#### DATA ENTRIES

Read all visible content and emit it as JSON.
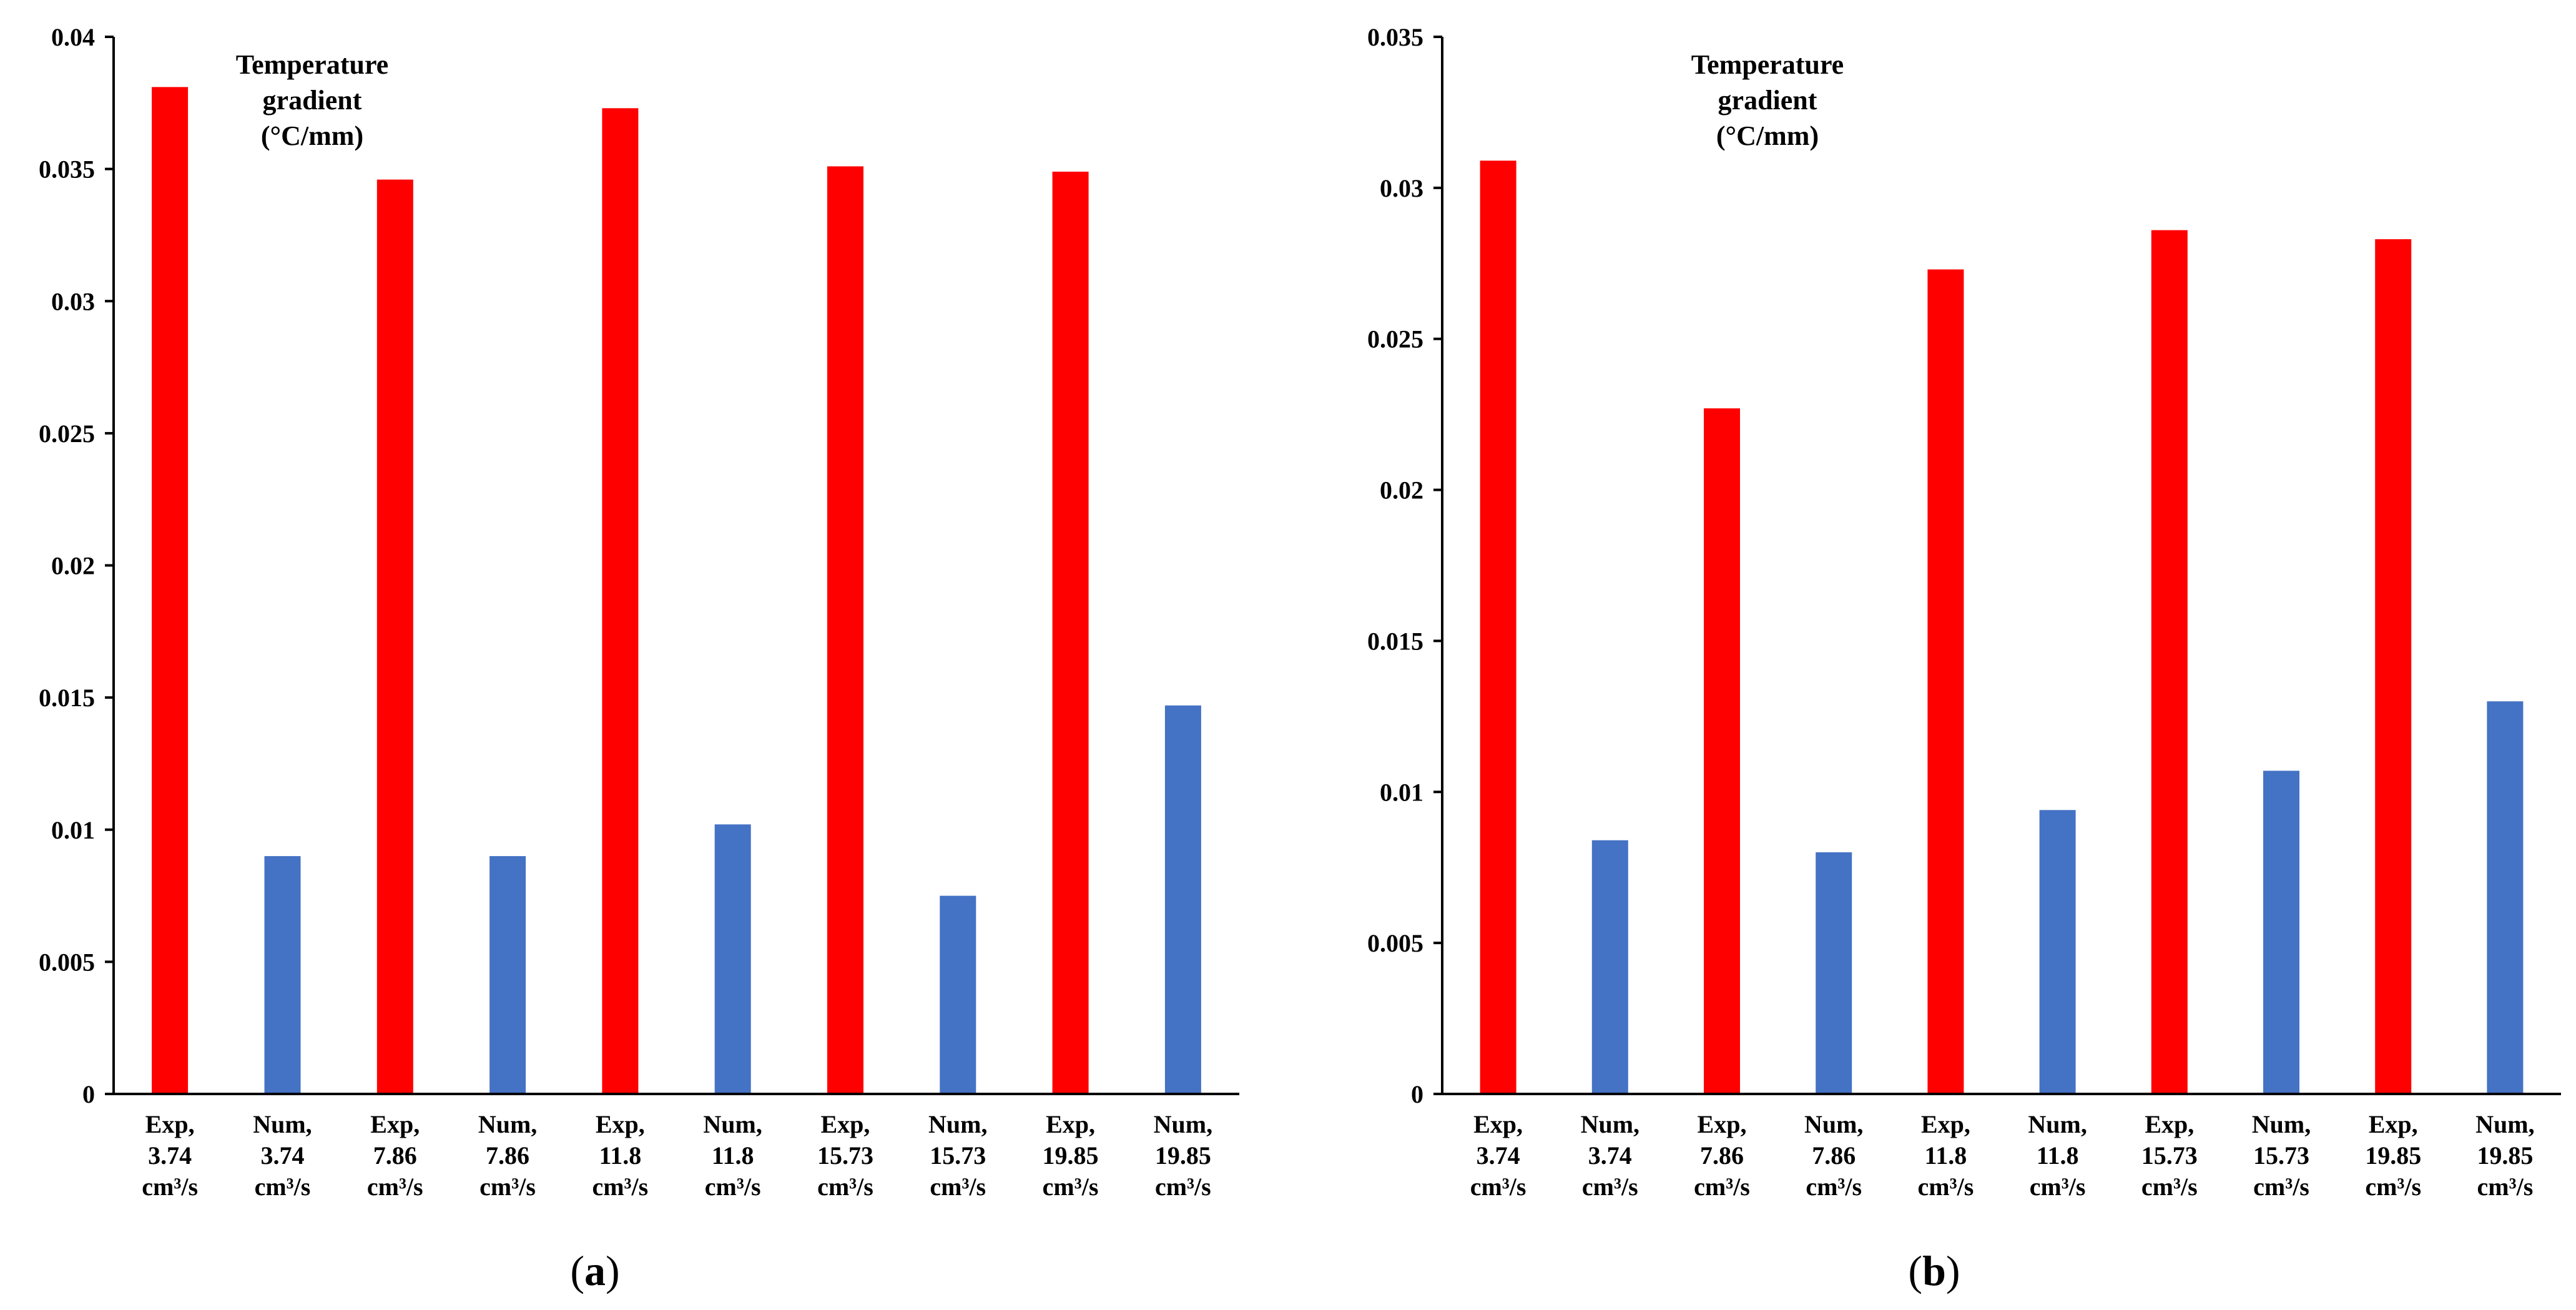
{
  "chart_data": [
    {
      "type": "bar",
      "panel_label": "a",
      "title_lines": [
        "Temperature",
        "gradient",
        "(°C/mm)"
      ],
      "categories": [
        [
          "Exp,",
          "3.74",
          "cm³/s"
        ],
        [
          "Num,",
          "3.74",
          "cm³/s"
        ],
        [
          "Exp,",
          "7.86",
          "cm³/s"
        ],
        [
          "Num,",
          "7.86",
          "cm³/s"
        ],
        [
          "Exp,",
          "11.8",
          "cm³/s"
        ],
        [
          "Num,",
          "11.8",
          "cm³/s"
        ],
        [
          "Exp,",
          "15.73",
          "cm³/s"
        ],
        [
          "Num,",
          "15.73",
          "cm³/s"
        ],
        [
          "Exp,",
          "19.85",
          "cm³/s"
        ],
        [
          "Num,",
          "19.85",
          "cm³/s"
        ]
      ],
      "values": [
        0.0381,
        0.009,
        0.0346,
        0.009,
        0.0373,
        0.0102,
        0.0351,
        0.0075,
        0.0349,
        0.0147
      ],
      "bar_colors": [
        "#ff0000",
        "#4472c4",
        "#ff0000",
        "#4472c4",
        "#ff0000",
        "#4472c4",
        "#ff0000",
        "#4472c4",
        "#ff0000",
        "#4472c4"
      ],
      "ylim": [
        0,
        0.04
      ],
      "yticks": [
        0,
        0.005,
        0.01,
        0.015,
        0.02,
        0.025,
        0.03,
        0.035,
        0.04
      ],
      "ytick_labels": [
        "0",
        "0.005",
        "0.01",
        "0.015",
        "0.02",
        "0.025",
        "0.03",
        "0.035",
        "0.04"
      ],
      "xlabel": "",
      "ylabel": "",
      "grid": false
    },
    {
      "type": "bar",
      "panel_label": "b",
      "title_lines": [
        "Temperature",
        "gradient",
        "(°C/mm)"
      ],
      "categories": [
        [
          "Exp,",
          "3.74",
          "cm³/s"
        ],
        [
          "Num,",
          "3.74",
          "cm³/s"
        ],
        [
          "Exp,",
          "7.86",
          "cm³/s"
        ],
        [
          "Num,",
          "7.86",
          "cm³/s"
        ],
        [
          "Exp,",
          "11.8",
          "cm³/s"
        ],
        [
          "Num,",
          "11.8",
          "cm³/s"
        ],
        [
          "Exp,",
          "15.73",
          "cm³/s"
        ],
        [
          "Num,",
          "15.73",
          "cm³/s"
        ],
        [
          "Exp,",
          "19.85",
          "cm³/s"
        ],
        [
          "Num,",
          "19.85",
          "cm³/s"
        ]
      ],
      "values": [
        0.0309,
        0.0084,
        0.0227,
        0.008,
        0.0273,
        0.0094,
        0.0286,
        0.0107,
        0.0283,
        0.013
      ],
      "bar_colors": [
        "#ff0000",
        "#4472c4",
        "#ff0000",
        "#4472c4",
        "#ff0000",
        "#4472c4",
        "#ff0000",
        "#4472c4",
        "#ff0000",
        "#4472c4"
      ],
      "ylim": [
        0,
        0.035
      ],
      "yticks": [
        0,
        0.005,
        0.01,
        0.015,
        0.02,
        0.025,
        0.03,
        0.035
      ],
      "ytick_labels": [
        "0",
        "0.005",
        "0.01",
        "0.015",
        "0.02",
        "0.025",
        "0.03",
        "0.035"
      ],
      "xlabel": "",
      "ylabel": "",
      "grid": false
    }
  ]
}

########

→ **INSTRUCTIONS FOR THE TASK**: Copy out every line of the material above exactly, skipping the pictures.

→ **RESULT BELOW**:
Read all visible content and emit it as JSON.
{
  "chart_data": [
    {
      "type": "bar",
      "panel_label": "a",
      "title_lines": [
        "Temperature",
        "gradient",
        "(°C/mm)"
      ],
      "categories": [
        [
          "Exp,",
          "3.74",
          "cm³/s"
        ],
        [
          "Num,",
          "3.74",
          "cm³/s"
        ],
        [
          "Exp,",
          "7.86",
          "cm³/s"
        ],
        [
          "Num,",
          "7.86",
          "cm³/s"
        ],
        [
          "Exp,",
          "11.8",
          "cm³/s"
        ],
        [
          "Num,",
          "11.8",
          "cm³/s"
        ],
        [
          "Exp,",
          "15.73",
          "cm³/s"
        ],
        [
          "Num,",
          "15.73",
          "cm³/s"
        ],
        [
          "Exp,",
          "19.85",
          "cm³/s"
        ],
        [
          "Num,",
          "19.85",
          "cm³/s"
        ]
      ],
      "values": [
        0.0381,
        0.009,
        0.0346,
        0.009,
        0.0373,
        0.0102,
        0.0351,
        0.0075,
        0.0349,
        0.0147
      ],
      "bar_colors": [
        "#ff0000",
        "#4472c4",
        "#ff0000",
        "#4472c4",
        "#ff0000",
        "#4472c4",
        "#ff0000",
        "#4472c4",
        "#ff0000",
        "#4472c4"
      ],
      "ylim": [
        0,
        0.04
      ],
      "yticks": [
        0,
        0.005,
        0.01,
        0.015,
        0.02,
        0.025,
        0.03,
        0.035,
        0.04
      ],
      "ytick_labels": [
        "0",
        "0.005",
        "0.01",
        "0.015",
        "0.02",
        "0.025",
        "0.03",
        "0.035",
        "0.04"
      ],
      "xlabel": "",
      "ylabel": "",
      "grid": false
    },
    {
      "type": "bar",
      "panel_label": "b",
      "title_lines": [
        "Temperature",
        "gradient",
        "(°C/mm)"
      ],
      "categories": [
        [
          "Exp,",
          "3.74",
          "cm³/s"
        ],
        [
          "Num,",
          "3.74",
          "cm³/s"
        ],
        [
          "Exp,",
          "7.86",
          "cm³/s"
        ],
        [
          "Num,",
          "7.86",
          "cm³/s"
        ],
        [
          "Exp,",
          "11.8",
          "cm³/s"
        ],
        [
          "Num,",
          "11.8",
          "cm³/s"
        ],
        [
          "Exp,",
          "15.73",
          "cm³/s"
        ],
        [
          "Num,",
          "15.73",
          "cm³/s"
        ],
        [
          "Exp,",
          "19.85",
          "cm³/s"
        ],
        [
          "Num,",
          "19.85",
          "cm³/s"
        ]
      ],
      "values": [
        0.0309,
        0.0084,
        0.0227,
        0.008,
        0.0273,
        0.0094,
        0.0286,
        0.0107,
        0.0283,
        0.013
      ],
      "bar_colors": [
        "#ff0000",
        "#4472c4",
        "#ff0000",
        "#4472c4",
        "#ff0000",
        "#4472c4",
        "#ff0000",
        "#4472c4",
        "#ff0000",
        "#4472c4"
      ],
      "ylim": [
        0,
        0.035
      ],
      "yticks": [
        0,
        0.005,
        0.01,
        0.015,
        0.02,
        0.025,
        0.03,
        0.035
      ],
      "ytick_labels": [
        "0",
        "0.005",
        "0.01",
        "0.015",
        "0.02",
        "0.025",
        "0.03",
        "0.035"
      ],
      "xlabel": "",
      "ylabel": "",
      "grid": false
    }
  ]
}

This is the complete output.